Set exercise:
Find every line containing the word "rank" and report the count, nothing more.

Dataset items:
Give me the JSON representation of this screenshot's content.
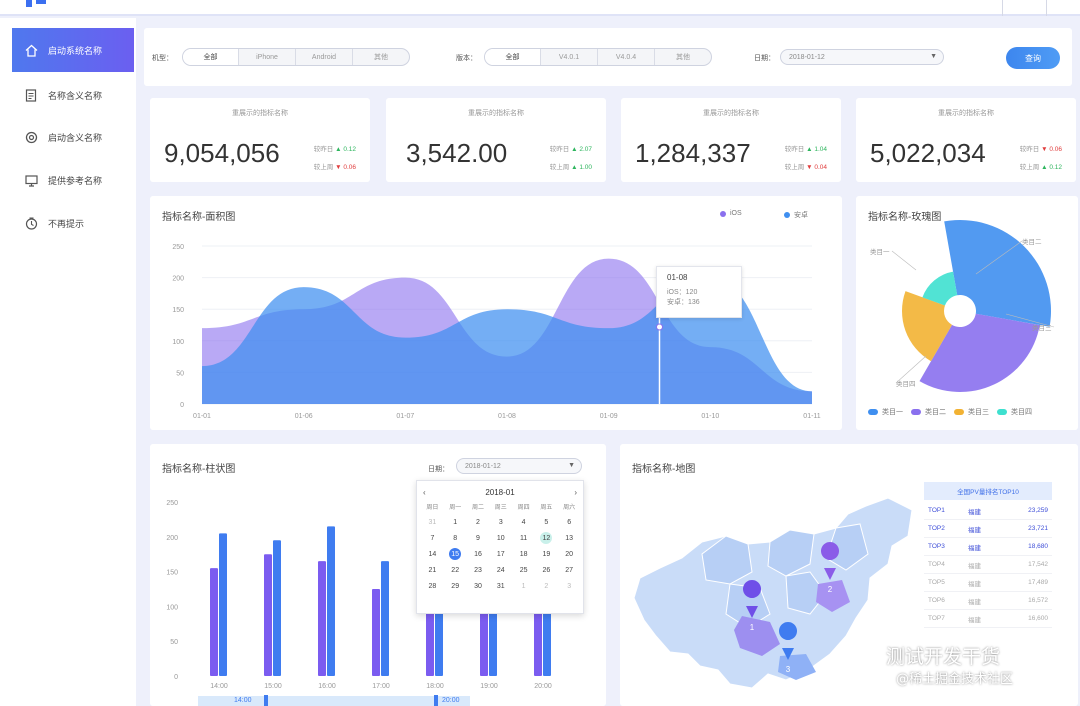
{
  "colors": {
    "accent": "#4f78ee",
    "purple": "#8a70ee",
    "blue": "#4a8ff2",
    "up": "#2db55d",
    "down": "#e03c3c"
  },
  "sidebar": {
    "items": [
      {
        "label": "启动系统名称",
        "icon": "home-icon",
        "active": true
      },
      {
        "label": "名称含义名称",
        "icon": "document-icon"
      },
      {
        "label": "启动含义名称",
        "icon": "settings-icon"
      },
      {
        "label": "提供参考名称",
        "icon": "monitor-icon"
      },
      {
        "label": "不再提示",
        "icon": "clock-icon"
      }
    ]
  },
  "filters": {
    "platform": {
      "label": "机型：",
      "options": [
        "全部",
        "iPhone",
        "Android",
        "其他"
      ]
    },
    "version": {
      "label": "版本：",
      "options": [
        "全部",
        "V4.0.1",
        "V4.0.4",
        "其他"
      ]
    },
    "date": {
      "label": "日期：",
      "value": "2018-01-12"
    },
    "query_label": "查询"
  },
  "kpis": [
    {
      "title": "重展示的指标名称",
      "value": "9,054,056",
      "c1_label": "较昨日",
      "c1_value": "▲ 0.12",
      "c1_dir": "up",
      "c2_label": "较上周",
      "c2_value": "▼ 0.06",
      "c2_dir": "down"
    },
    {
      "title": "重展示的指标名称",
      "value": "3,542.00",
      "c1_label": "较昨日",
      "c1_value": "▲ 2.07",
      "c1_dir": "up",
      "c2_label": "较上周",
      "c2_value": "▲ 1.00",
      "c2_dir": "up"
    },
    {
      "title": "重展示的指标名称",
      "value": "1,284,337",
      "c1_label": "较昨日",
      "c1_value": "▲ 1.04",
      "c1_dir": "up",
      "c2_label": "较上周",
      "c2_value": "▼ 0.04",
      "c2_dir": "down"
    },
    {
      "title": "重展示的指标名称",
      "value": "5,022,034",
      "c1_label": "较昨日",
      "c1_value": "▼ 0.06",
      "c1_dir": "down",
      "c2_label": "较上周",
      "c2_value": "▲ 0.12",
      "c2_dir": "up"
    }
  ],
  "area_panel": {
    "title": "指标名称-面积图",
    "legend": [
      {
        "name": "iOS",
        "color": "#8a70ee"
      },
      {
        "name": "安卓",
        "color": "#3f8ff0"
      }
    ],
    "tooltip": {
      "date": "01-08",
      "line1": "iOS：120",
      "line2": "安卓：136"
    }
  },
  "rose_panel": {
    "title": "指标名称-玫瑰图",
    "labels": [
      "类目一",
      "类目二",
      "类目三",
      "类目四"
    ],
    "legend": [
      {
        "name": "类目一",
        "color": "#3f8ff0"
      },
      {
        "name": "类目二",
        "color": "#8a70ee"
      },
      {
        "name": "类目三",
        "color": "#f2b233"
      },
      {
        "name": "类目四",
        "color": "#3ee0cf"
      }
    ]
  },
  "bar_panel": {
    "title": "指标名称-柱状图",
    "date_label": "日期：",
    "date_value": "2018-01-12",
    "calendar": {
      "month": "2018-01",
      "weekdays": [
        "周日",
        "周一",
        "周二",
        "周三",
        "周四",
        "周五",
        "周六"
      ],
      "rows": [
        [
          "31",
          "1",
          "2",
          "3",
          "4",
          "5",
          "6"
        ],
        [
          "7",
          "8",
          "9",
          "10",
          "11",
          "12",
          "13"
        ],
        [
          "14",
          "15",
          "16",
          "17",
          "18",
          "19",
          "20"
        ],
        [
          "21",
          "22",
          "23",
          "24",
          "25",
          "26",
          "27"
        ],
        [
          "28",
          "29",
          "30",
          "31",
          "1",
          "2",
          "3"
        ]
      ],
      "selected": "15",
      "today": "12"
    },
    "slider": {
      "start_label": "14:00",
      "end_label": "20:00"
    }
  },
  "map_panel": {
    "title": "指标名称-地图",
    "table_title": "全国PV量排名TOP10",
    "rows": [
      {
        "rank": "TOP1",
        "name": "福建",
        "value": "23,259",
        "highlight": true
      },
      {
        "rank": "TOP2",
        "name": "福建",
        "value": "23,721",
        "highlight": true
      },
      {
        "rank": "TOP3",
        "name": "福建",
        "value": "18,680",
        "highlight": true
      },
      {
        "rank": "TOP4",
        "name": "福建",
        "value": "17,542"
      },
      {
        "rank": "TOP5",
        "name": "福建",
        "value": "17,489"
      },
      {
        "rank": "TOP6",
        "name": "福建",
        "value": "16,572"
      },
      {
        "rank": "TOP7",
        "name": "福建",
        "value": "16,600"
      }
    ],
    "pins": [
      "1",
      "2",
      "3"
    ]
  },
  "watermark": {
    "line1": "测试开发干货",
    "line2": "@稀土掘金技术社区"
  },
  "chart_data": [
    {
      "type": "area",
      "title": "指标名称-面积图",
      "x": [
        "01-01",
        "01-06",
        "01-07",
        "01-08",
        "01-09",
        "01-10",
        "01-11"
      ],
      "ylim": [
        0,
        250
      ],
      "yticks": [
        0,
        50,
        100,
        150,
        200,
        250
      ],
      "grid": true,
      "legend_position": "top-right",
      "series": [
        {
          "name": "iOS",
          "color": "#8a70ee",
          "values": [
            120,
            150,
            200,
            75,
            230,
            90,
            20
          ]
        },
        {
          "name": "安卓",
          "color": "#3f8ff0",
          "values": [
            60,
            185,
            105,
            150,
            120,
            200,
            20
          ]
        }
      ]
    },
    {
      "type": "pie",
      "title": "指标名称-玫瑰图",
      "variant": "rose",
      "categories": [
        "类目一",
        "类目二",
        "类目三",
        "类目四"
      ],
      "values": [
        75,
        65,
        42,
        24
      ],
      "angles_deg": [
        110,
        110,
        80,
        60
      ]
    },
    {
      "type": "bar",
      "title": "指标名称-柱状图",
      "categories": [
        "14:00",
        "15:00",
        "16:00",
        "17:00",
        "18:00",
        "19:00",
        "20:00"
      ],
      "ylim": [
        0,
        250
      ],
      "yticks": [
        0,
        50,
        100,
        150,
        200,
        250
      ],
      "series": [
        {
          "color": "#7b5cf0",
          "values": [
            155,
            175,
            165,
            125,
            110,
            180,
            175
          ]
        },
        {
          "color": "#3f7cf0",
          "values": [
            205,
            195,
            215,
            165,
            195,
            195,
            205
          ]
        }
      ]
    }
  ]
}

Full solution:
7